(Entries from a dataset)
——————

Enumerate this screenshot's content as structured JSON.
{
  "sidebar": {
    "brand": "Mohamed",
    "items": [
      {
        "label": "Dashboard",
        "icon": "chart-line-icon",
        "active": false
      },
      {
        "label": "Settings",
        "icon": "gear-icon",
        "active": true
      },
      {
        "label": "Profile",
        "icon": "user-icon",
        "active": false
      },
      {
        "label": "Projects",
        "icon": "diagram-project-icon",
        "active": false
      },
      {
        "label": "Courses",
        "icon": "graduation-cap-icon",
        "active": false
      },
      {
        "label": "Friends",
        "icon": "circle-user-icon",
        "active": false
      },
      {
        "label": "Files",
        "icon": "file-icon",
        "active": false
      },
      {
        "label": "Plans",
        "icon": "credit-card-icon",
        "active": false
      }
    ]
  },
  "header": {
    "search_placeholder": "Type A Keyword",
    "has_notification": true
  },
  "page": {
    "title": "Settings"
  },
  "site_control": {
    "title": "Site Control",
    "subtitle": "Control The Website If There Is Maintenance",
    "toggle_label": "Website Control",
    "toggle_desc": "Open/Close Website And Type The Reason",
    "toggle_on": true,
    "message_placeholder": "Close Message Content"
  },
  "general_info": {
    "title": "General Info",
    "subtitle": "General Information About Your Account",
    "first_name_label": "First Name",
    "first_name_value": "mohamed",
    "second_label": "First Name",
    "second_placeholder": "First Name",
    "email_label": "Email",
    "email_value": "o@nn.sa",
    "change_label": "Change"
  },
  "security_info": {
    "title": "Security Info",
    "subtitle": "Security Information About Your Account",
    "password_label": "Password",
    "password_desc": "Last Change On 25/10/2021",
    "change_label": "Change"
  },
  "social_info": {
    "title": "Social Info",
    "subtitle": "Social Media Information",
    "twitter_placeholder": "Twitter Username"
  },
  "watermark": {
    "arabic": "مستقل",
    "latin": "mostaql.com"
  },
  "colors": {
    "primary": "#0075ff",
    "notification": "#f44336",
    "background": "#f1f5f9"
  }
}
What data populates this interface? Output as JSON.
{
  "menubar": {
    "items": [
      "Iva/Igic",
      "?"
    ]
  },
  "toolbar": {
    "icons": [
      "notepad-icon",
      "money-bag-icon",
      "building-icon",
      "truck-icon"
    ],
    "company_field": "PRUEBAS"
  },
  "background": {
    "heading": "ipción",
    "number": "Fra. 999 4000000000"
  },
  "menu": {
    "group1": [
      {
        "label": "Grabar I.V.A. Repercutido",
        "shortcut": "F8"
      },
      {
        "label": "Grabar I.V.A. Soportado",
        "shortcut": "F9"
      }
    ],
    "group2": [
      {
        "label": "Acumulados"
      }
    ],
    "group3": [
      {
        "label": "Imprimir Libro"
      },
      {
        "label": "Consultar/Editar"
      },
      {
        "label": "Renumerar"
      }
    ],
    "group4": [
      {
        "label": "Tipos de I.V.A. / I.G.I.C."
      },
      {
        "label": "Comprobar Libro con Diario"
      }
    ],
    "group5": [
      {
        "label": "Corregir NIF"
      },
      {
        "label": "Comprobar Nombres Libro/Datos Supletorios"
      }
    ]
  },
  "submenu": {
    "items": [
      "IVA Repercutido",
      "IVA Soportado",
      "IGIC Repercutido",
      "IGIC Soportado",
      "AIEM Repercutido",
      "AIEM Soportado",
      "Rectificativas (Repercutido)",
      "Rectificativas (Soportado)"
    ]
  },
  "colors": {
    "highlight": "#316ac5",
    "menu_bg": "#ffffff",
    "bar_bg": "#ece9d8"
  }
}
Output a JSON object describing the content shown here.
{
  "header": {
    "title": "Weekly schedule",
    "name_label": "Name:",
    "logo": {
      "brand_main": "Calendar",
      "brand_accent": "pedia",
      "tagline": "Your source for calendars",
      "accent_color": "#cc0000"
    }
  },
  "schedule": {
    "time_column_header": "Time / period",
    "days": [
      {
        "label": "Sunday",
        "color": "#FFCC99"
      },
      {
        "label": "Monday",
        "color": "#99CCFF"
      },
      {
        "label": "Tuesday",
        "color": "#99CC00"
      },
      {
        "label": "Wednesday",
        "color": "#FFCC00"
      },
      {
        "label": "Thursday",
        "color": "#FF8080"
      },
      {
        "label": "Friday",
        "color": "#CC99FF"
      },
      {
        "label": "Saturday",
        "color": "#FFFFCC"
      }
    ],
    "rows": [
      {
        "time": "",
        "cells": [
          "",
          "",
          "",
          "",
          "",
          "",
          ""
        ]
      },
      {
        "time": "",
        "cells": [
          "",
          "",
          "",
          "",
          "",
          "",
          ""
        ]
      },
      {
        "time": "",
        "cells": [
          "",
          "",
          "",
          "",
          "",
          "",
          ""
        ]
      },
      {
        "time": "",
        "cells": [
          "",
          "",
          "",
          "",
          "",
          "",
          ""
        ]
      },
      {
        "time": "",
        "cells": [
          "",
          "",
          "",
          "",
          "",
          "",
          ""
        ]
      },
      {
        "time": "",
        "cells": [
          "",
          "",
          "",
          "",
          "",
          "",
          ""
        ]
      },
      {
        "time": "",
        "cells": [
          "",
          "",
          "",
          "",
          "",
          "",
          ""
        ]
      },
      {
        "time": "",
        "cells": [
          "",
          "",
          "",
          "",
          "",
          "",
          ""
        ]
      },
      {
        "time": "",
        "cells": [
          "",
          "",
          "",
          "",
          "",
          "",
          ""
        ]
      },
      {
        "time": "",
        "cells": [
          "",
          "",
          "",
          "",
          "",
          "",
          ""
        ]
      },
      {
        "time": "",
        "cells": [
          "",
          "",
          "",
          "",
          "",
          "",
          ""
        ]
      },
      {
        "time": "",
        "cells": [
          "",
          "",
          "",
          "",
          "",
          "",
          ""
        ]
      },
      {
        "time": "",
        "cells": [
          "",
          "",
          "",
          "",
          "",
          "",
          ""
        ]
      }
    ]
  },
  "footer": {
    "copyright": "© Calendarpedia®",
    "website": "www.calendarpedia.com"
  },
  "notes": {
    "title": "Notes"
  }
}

——————

Stated exercise: Word for word, extract all the records.

Answer in full:
Enumerate this screenshot's content as structured JSON.
{
  "sidebar": {
    "brand": "Mohamed",
    "items": [
      {
        "label": "Dashboard",
        "icon": "chart-line-icon",
        "active": false
      },
      {
        "label": "Settings",
        "icon": "gear-icon",
        "active": true
      },
      {
        "label": "Profile",
        "icon": "user-icon",
        "active": false
      },
      {
        "label": "Projects",
        "icon": "diagram-project-icon",
        "active": false
      },
      {
        "label": "Courses",
        "icon": "graduation-cap-icon",
        "active": false
      },
      {
        "label": "Friends",
        "icon": "circle-user-icon",
        "active": false
      },
      {
        "label": "Files",
        "icon": "file-icon",
        "active": false
      },
      {
        "label": "Plans",
        "icon": "credit-card-icon",
        "active": false
      }
    ]
  },
  "header": {
    "search_placeholder": "Type A Keyword",
    "has_notification": true
  },
  "page": {
    "title": "Settings"
  },
  "site_control": {
    "title": "Site Control",
    "subtitle": "Control The Website If There Is Maintenance",
    "toggle_label": "Website Control",
    "toggle_desc": "Open/Close Website And Type The Reason",
    "toggle_on": true,
    "message_placeholder": "Close Message Content"
  },
  "general_info": {
    "title": "General Info",
    "subtitle": "General Information About Your Account",
    "first_name_label": "First Name",
    "first_name_value": "mohamed",
    "second_label": "First Name",
    "second_placeholder": "First Name",
    "email_label": "Email",
    "email_value": "o@nn.sa",
    "change_label": "Change"
  },
  "security_info": {
    "title": "Security Info",
    "subtitle": "Security Information About Your Account",
    "password_label": "Password",
    "password_desc": "Last Change On 25/10/2021",
    "change_label": "Change"
  },
  "social_info": {
    "title": "Social Info",
    "subtitle": "Social Media Information",
    "twitter_placeholder": "Twitter Username"
  },
  "watermark": {
    "arabic": "مستقل",
    "latin": "mostaql.com"
  },
  "colors": {
    "primary": "#0075ff",
    "notification": "#f44336",
    "background": "#f1f5f9"
  }
}
What data populates this interface? Output as JSON.
{
  "menubar": {
    "items": [
      "Iva/Igic",
      "?"
    ]
  },
  "toolbar": {
    "icons": [
      "notepad-icon",
      "money-bag-icon",
      "building-icon",
      "truck-icon"
    ],
    "company_field": "PRUEBAS"
  },
  "background": {
    "heading": "ipción",
    "number": "Fra. 999 4000000000"
  },
  "menu": {
    "group1": [
      {
        "label": "Grabar I.V.A. Repercutido",
        "shortcut": "F8"
      },
      {
        "label": "Grabar I.V.A. Soportado",
        "shortcut": "F9"
      }
    ],
    "group2": [
      {
        "label": "Acumulados"
      }
    ],
    "group3": [
      {
        "label": "Imprimir Libro"
      },
      {
        "label": "Consultar/Editar"
      },
      {
        "label": "Renumerar"
      }
    ],
    "group4": [
      {
        "label": "Tipos de I.V.A. / I.G.I.C."
      },
      {
        "label": "Comprobar Libro con Diario"
      }
    ],
    "group5": [
      {
        "label": "Corregir NIF"
      },
      {
        "label": "Comprobar Nombres Libro/Datos Supletorios"
      }
    ]
  },
  "submenu": {
    "items": [
      "IVA Repercutido",
      "IVA Soportado",
      "IGIC Repercutido",
      "IGIC Soportado",
      "AIEM Repercutido",
      "AIEM Soportado",
      "Rectificativas (Repercutido)",
      "Rectificativas (Soportado)"
    ]
  },
  "colors": {
    "highlight": "#316ac5",
    "menu_bg": "#ffffff",
    "bar_bg": "#ece9d8"
  }
}
Output a JSON object describing the content shown here.
{
  "header": {
    "title": "Weekly schedule",
    "name_label": "Name:",
    "logo": {
      "brand_main": "Calendar",
      "brand_accent": "pedia",
      "tagline": "Your source for calendars",
      "accent_color": "#cc0000"
    }
  },
  "schedule": {
    "time_column_header": "Time / period",
    "days": [
      {
        "label": "Sunday",
        "color": "#FFCC99"
      },
      {
        "label": "Monday",
        "color": "#99CCFF"
      },
      {
        "label": "Tuesday",
        "color": "#99CC00"
      },
      {
        "label": "Wednesday",
        "color": "#FFCC00"
      },
      {
        "label": "Thursday",
        "color": "#FF8080"
      },
      {
        "label": "Friday",
        "color": "#CC99FF"
      },
      {
        "label": "Saturday",
        "color": "#FFFFCC"
      }
    ],
    "rows": [
      {
        "time": "",
        "cells": [
          "",
          "",
          "",
          "",
          "",
          "",
          ""
        ]
      },
      {
        "time": "",
        "cells": [
          "",
          "",
          "",
          "",
          "",
          "",
          ""
        ]
      },
      {
        "time": "",
        "cells": [
          "",
          "",
          "",
          "",
          "",
          "",
          ""
        ]
      },
      {
        "time": "",
        "cells": [
          "",
          "",
          "",
          "",
          "",
          "",
          ""
        ]
      },
      {
        "time": "",
        "cells": [
          "",
          "",
          "",
          "",
          "",
          "",
          ""
        ]
      },
      {
        "time": "",
        "cells": [
          "",
          "",
          "",
          "",
          "",
          "",
          ""
        ]
      },
      {
        "time": "",
        "cells": [
          "",
          "",
          "",
          "",
          "",
          "",
          ""
        ]
      },
      {
        "time": "",
        "cells": [
          "",
          "",
          "",
          "",
          "",
          "",
          ""
        ]
      },
      {
        "time": "",
        "cells": [
          "",
          "",
          "",
          "",
          "",
          "",
          ""
        ]
      },
      {
        "time": "",
        "cells": [
          "",
          "",
          "",
          "",
          "",
          "",
          ""
        ]
      },
      {
        "time": "",
        "cells": [
          "",
          "",
          "",
          "",
          "",
          "",
          ""
        ]
      },
      {
        "time": "",
        "cells": [
          "",
          "",
          "",
          "",
          "",
          "",
          ""
        ]
      },
      {
        "time": "",
        "cells": [
          "",
          "",
          "",
          "",
          "",
          "",
          ""
        ]
      }
    ]
  },
  "footer": {
    "copyright": "© Calendarpedia®",
    "website": "www.calendarpedia.com"
  },
  "notes": {
    "title": "Notes"
  }
}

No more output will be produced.